▸ What to do:
Search the data for the word "أدوات" and copy every line where it occurs.

Stored data entries:
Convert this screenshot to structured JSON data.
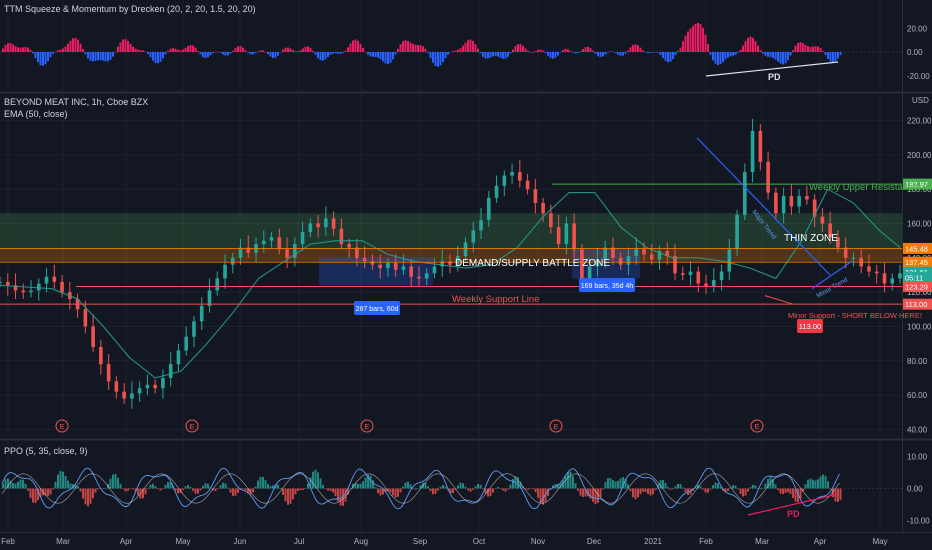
{
  "chart_data": [
    {
      "type": "bar",
      "title": "TTM Squeeze & Momentum by Drecken (20, 2, 20, 1.5, 20, 20)",
      "y_ticks": [
        "20.00",
        "0.00",
        "-20.00"
      ],
      "ylim": [
        -32,
        32
      ],
      "colors": {
        "positive": "#e91e63",
        "negative": "#2962ff"
      },
      "annotations": [
        "PD"
      ]
    },
    {
      "type": "line",
      "title": "BEYOND MEAT INC, 1h, Cboe BZX",
      "subtitle": "EMA (50, close)",
      "currency": "USD",
      "y_ticks": [
        "220.00",
        "200.00",
        "180.00",
        "160.00",
        "140.00",
        "120.00",
        "100.00",
        "80.00",
        "60.00",
        "40.00"
      ],
      "ylim": [
        35,
        232
      ],
      "x_ticks": [
        "Feb",
        "Mar",
        "Apr",
        "May",
        "Jun",
        "Jul",
        "Aug",
        "Sep",
        "Oct",
        "Nov",
        "Dec",
        "2021",
        "Feb",
        "Mar",
        "Apr",
        "May"
      ],
      "series": [
        {
          "name": "",
          "color": "#26a69a",
          "x": [
            0,
            3,
            6,
            9,
            12,
            15,
            18,
            21,
            24,
            27,
            30,
            33,
            36,
            39,
            42,
            45,
            48,
            51,
            54,
            57,
            60,
            63,
            66,
            69,
            72,
            75,
            78,
            81,
            84,
            87,
            90,
            93,
            96,
            99,
            102,
            105,
            108,
            111,
            114,
            117,
            120,
            123,
            126,
            129,
            132,
            135,
            138,
            141,
            144,
            147,
            150,
            153,
            156,
            159,
            162,
            165,
            168,
            171,
            174,
            177,
            180,
            183,
            186,
            189,
            192,
            195,
            198,
            201,
            204,
            207,
            210,
            213,
            216,
            219,
            222,
            225,
            228,
            231,
            234,
            237,
            240,
            243,
            246,
            249,
            252,
            255,
            258,
            261,
            264,
            267,
            270,
            273,
            276,
            279,
            282,
            285,
            288,
            291,
            294,
            297,
            300,
            303,
            306,
            309,
            312,
            315,
            318,
            321,
            324,
            327,
            330,
            333,
            336,
            339,
            342,
            345,
            348
          ],
          "y": [
            126,
            124,
            121,
            120,
            121,
            125,
            129,
            126,
            120,
            116,
            110,
            100,
            88,
            78,
            68,
            62,
            58,
            61,
            64,
            66,
            64,
            70,
            78,
            86,
            94,
            103,
            112,
            121,
            128,
            136,
            140,
            146,
            143,
            148,
            150,
            152,
            145,
            140,
            148,
            155,
            160,
            158,
            163,
            157,
            148,
            146,
            140,
            138,
            136,
            134,
            137,
            133,
            135,
            129,
            128,
            131,
            135,
            138,
            136,
            141,
            149,
            156,
            162,
            175,
            182,
            188,
            190,
            185,
            180,
            172,
            166,
            158,
            148,
            160,
            145,
            128,
            135,
            139,
            146,
            140,
            136,
            141,
            145,
            142,
            139,
            144,
            141,
            131,
            130,
            132,
            125,
            123,
            127,
            132,
            145,
            165,
            190,
            214,
            196,
            178,
            166,
            176,
            170,
            176,
            174,
            164,
            160,
            152,
            146,
            140,
            140,
            135,
            132,
            131,
            125,
            128,
            131
          ]
        },
        {
          "name": "EMA (50, close)",
          "color": "#2962ff",
          "x": [
            0,
            10,
            20,
            30,
            40,
            50,
            60,
            70,
            80,
            90,
            100,
            110,
            120,
            130,
            140,
            150,
            160,
            170,
            180,
            190,
            200,
            210,
            220,
            230,
            240,
            250,
            260,
            270,
            280,
            290,
            300,
            310,
            320,
            330,
            340,
            348
          ],
          "y": [
            124,
            123,
            122,
            116,
            100,
            82,
            70,
            74,
            90,
            108,
            128,
            138,
            148,
            150,
            150,
            142,
            138,
            136,
            134,
            136,
            146,
            164,
            178,
            178,
            158,
            146,
            140,
            140,
            138,
            134,
            128,
            150,
            180,
            172,
            156,
            146
          ]
        }
      ],
      "levels": [
        {
          "label": "Weekly Upper Resistance",
          "value": 182.97,
          "color": "#4caf50"
        },
        {
          "label": "145.48",
          "value": 145.48,
          "color": "#f57c00"
        },
        {
          "label": "137.45",
          "value": 137.45,
          "color": "#f57c00"
        },
        {
          "label": "Weekly Support Line",
          "value": 123.29,
          "color": "#ef5350"
        },
        {
          "label": "Minor Support - SHORT BELOW HERE!",
          "value": 113.0,
          "color": "#ef5350"
        }
      ],
      "zones": [
        {
          "label": "DEMAND/SUPPLY BATTLE ZONE",
          "from": 137.45,
          "to": 145.48,
          "color": "#f57c00"
        },
        {
          "label": "THIN ZONE",
          "from": 145.48,
          "to": 166,
          "color": "#4caf50"
        }
      ],
      "price_labels": [
        {
          "text": "182.97",
          "value": 182.97,
          "color": "#4caf50"
        },
        {
          "text": "145.48",
          "value": 145.48,
          "color": "#f57c00"
        },
        {
          "text": "137.45",
          "value": 137.45,
          "color": "#f57c00"
        },
        {
          "text": "131.61",
          "value": 131.61,
          "color": "#26a69a"
        },
        {
          "text": "05:11",
          "value": 128.5,
          "color": "#26a69a"
        },
        {
          "text": "123.29",
          "value": 123.29,
          "color": "#ef5350"
        },
        {
          "text": "113.00",
          "value": 113.0,
          "color": "#ef5350"
        }
      ],
      "annotations": [
        "287 bars, 60d",
        "169 bars, 35d 4h",
        "Major Trend",
        "Minor Trend",
        "113.00"
      ],
      "earnings_marker": "E"
    },
    {
      "type": "line",
      "title": "PPO (5, 35, close, 9)",
      "y_ticks": [
        "10.00",
        "0.00",
        "-10.00"
      ],
      "ylim": [
        -12,
        12
      ],
      "annotations": [
        "PD"
      ]
    }
  ]
}
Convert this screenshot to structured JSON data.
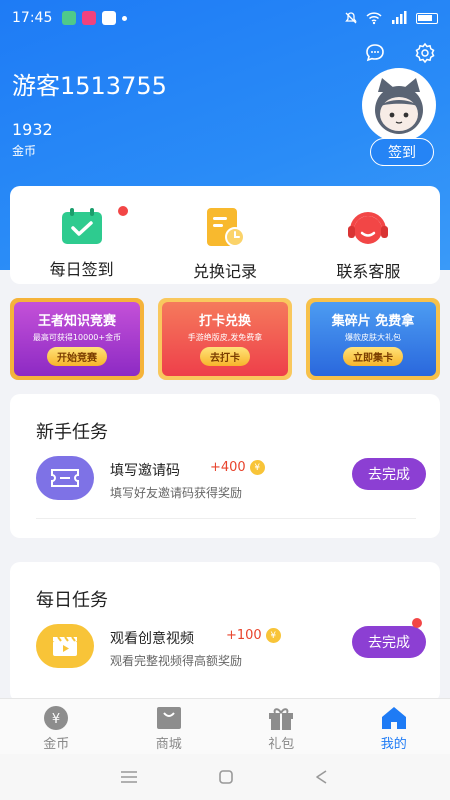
{
  "status_bar": {
    "time": "17:45"
  },
  "profile": {
    "username": "游客1513755",
    "coins": "1932",
    "coins_label": "金币",
    "checkin_button": "签到"
  },
  "quick_actions": [
    {
      "label": "每日签到",
      "icon": "calendar-check-icon",
      "color": "#2ecb8f"
    },
    {
      "label": "兑换记录",
      "icon": "record-icon",
      "color": "#f8b92e"
    },
    {
      "label": "联系客服",
      "icon": "headset-icon",
      "color": "#f24646"
    }
  ],
  "banners": [
    {
      "title": "王者知识竞赛",
      "subtitle": "最高可获得10000+金币",
      "button": "开始竞赛",
      "color": "#a73ad0"
    },
    {
      "title": "打卡兑换",
      "subtitle": "手游绝版皮,发免费拿",
      "button": "去打卡",
      "color": "#f1553d"
    },
    {
      "title": "集碎片 免费拿",
      "subtitle": "爆款皮肤大礼包",
      "button": "立即集卡",
      "color": "#2f7fe8"
    }
  ],
  "newbie_tasks": {
    "title": "新手任务",
    "items": [
      {
        "name": "填写邀请码",
        "reward": "+400",
        "desc": "填写好友邀请码获得奖励",
        "button": "去完成"
      }
    ]
  },
  "daily_tasks": {
    "title": "每日任务",
    "items": [
      {
        "name": "观看创意视频",
        "reward": "+100",
        "desc": "观看完整视频得高额奖励",
        "button": "去完成"
      }
    ]
  },
  "coin_symbol": "¥",
  "tabs": [
    {
      "label": "金币",
      "icon": "coin-icon",
      "active": false
    },
    {
      "label": "商城",
      "icon": "shop-bag-icon",
      "active": false
    },
    {
      "label": "礼包",
      "icon": "gift-icon",
      "active": false
    },
    {
      "label": "我的",
      "icon": "home-icon",
      "active": true
    }
  ],
  "colors": {
    "primary": "#1e7bf5",
    "task_button": "#8c3fd3",
    "reward": "#e8442d"
  }
}
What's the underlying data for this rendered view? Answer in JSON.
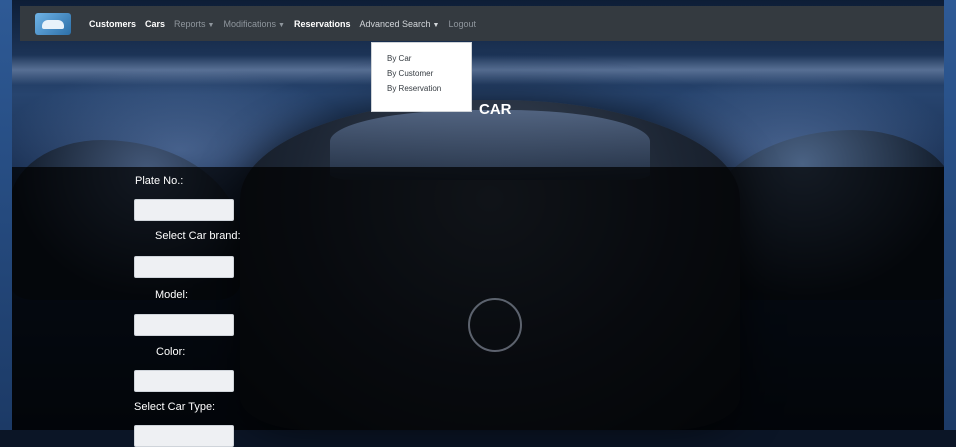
{
  "navbar": {
    "logo": "car-logo-icon",
    "items": [
      {
        "label": "Customers",
        "style": "active"
      },
      {
        "label": "Cars",
        "style": "active"
      },
      {
        "label": "Reports",
        "style": "muted",
        "dropdown": true
      },
      {
        "label": "Modifications",
        "style": "muted",
        "dropdown": true
      },
      {
        "label": "Reservations",
        "style": "active"
      },
      {
        "label": "Advanced Search",
        "style": "lite",
        "dropdown": true
      },
      {
        "label": "Logout",
        "style": "muted"
      }
    ]
  },
  "dropdown": {
    "items": [
      "By Car",
      "By Customer",
      "By Reservation"
    ]
  },
  "page": {
    "title": "CAR"
  },
  "form": {
    "plate_label": "Plate No.:",
    "brand_label": "Select Car brand:",
    "model_label": "Model:",
    "color_label": "Color:",
    "type_label": "Select Car Type:"
  },
  "colors": {
    "navbar_bg": "#343a40",
    "panel_bg": "rgba(0,0,0,0.72)",
    "field_bg": "#eef0f3"
  }
}
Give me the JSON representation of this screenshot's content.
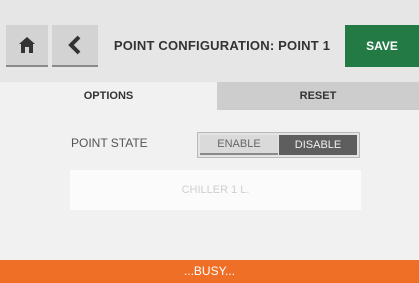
{
  "header": {
    "title": "POINT CONFIGURATION: POINT 1",
    "save_label": "SAVE",
    "home_icon": "home-icon",
    "back_icon": "chevron-left-icon"
  },
  "tabs": [
    {
      "label": "OPTIONS",
      "active": true
    },
    {
      "label": "RESET",
      "active": false
    }
  ],
  "point_state": {
    "label": "POINT STATE",
    "options": [
      "ENABLE",
      "DISABLE"
    ],
    "selected": "DISABLE"
  },
  "name_field": {
    "value": "CHILLER 1 L."
  },
  "status": {
    "text": "...BUSY..."
  },
  "colors": {
    "save": "#237a45",
    "status_bar": "#ef6f27",
    "toggle_selected": "#5e5e5e"
  }
}
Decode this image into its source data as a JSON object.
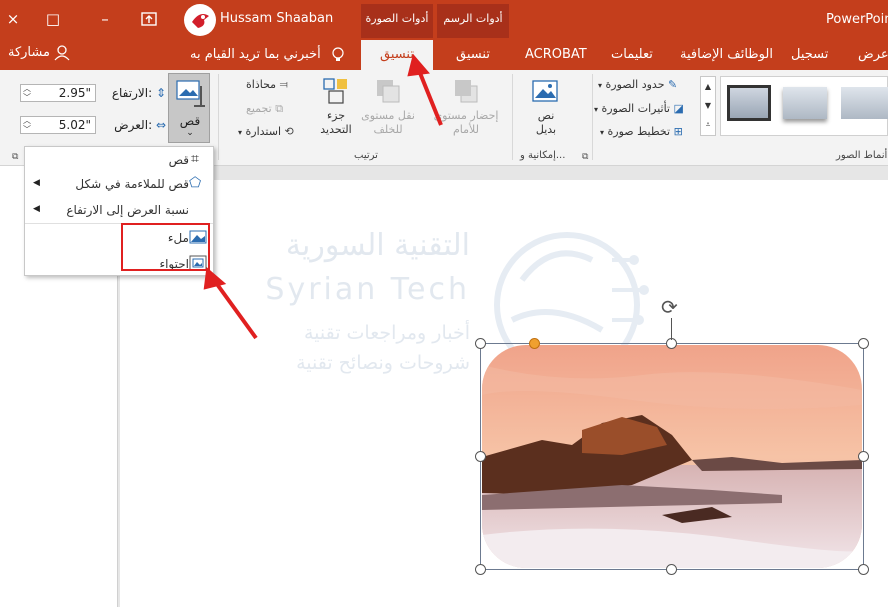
{
  "titlebar": {
    "user_name": "Hussam Shaaban",
    "app_name": "PowerPoin",
    "ctx_picture_tools": "أدوات الصورة",
    "ctx_drawing_tools": "أدوات الرسم",
    "close": "×",
    "minimize": "–",
    "maximize": "□"
  },
  "tabs": {
    "share": "مشاركة",
    "tell_me": "أخبرني بما تريد القيام به",
    "format_active": "تنسيق",
    "format2": "تنسيق",
    "acrobat": "ACROBAT",
    "help": "تعليمات",
    "addins": "الوظائف الإضافية",
    "record": "تسجيل",
    "view": "عرض"
  },
  "ribbon": {
    "height_label": "الارتفاع:",
    "height_value": "2.95\"",
    "width_label": "العرض:",
    "width_value": "5.02\"",
    "crop_label": "قص",
    "align": "محاذاة",
    "group": "تجميع",
    "rotate": "استدارة",
    "selection_pane_1": "جزء",
    "selection_pane_2": "التحديد",
    "send_backward_1": "نقل مستوى",
    "send_backward_2": "للخلف",
    "bring_forward_1": "إحضار مستوى",
    "bring_forward_2": "للأمام",
    "arrange_label": "ترتيب",
    "alt_text_1": "نص",
    "alt_text_2": "بديل",
    "accessibility_label": "إمكانية و...",
    "picture_border": "حدود الصورة",
    "picture_effects": "تأثيرات الصورة",
    "picture_layout": "تخطيط صورة",
    "picture_styles_label": "أنماط الصور"
  },
  "crop_menu": {
    "crop": "قص",
    "crop_to_shape": "قص للملاءمة في شكل",
    "aspect_ratio": "نسبة العرض إلى الارتفاع",
    "fill": "ملء",
    "fit": "احتواء"
  },
  "watermark": {
    "arabic_title": "التقنية السورية",
    "english_title": "Syrian Tech",
    "line1": "أخبار ومراجعات تقنية",
    "line2": "شروحات ونصائح تقنية"
  },
  "colors": {
    "accent": "#c43e1c",
    "annotation_red": "#e02020"
  }
}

▸ Output of the task:
    "ctx_picture_tools": "أدوات الصورة",
    "ctx_drawing_tools": "أدوات الرسم",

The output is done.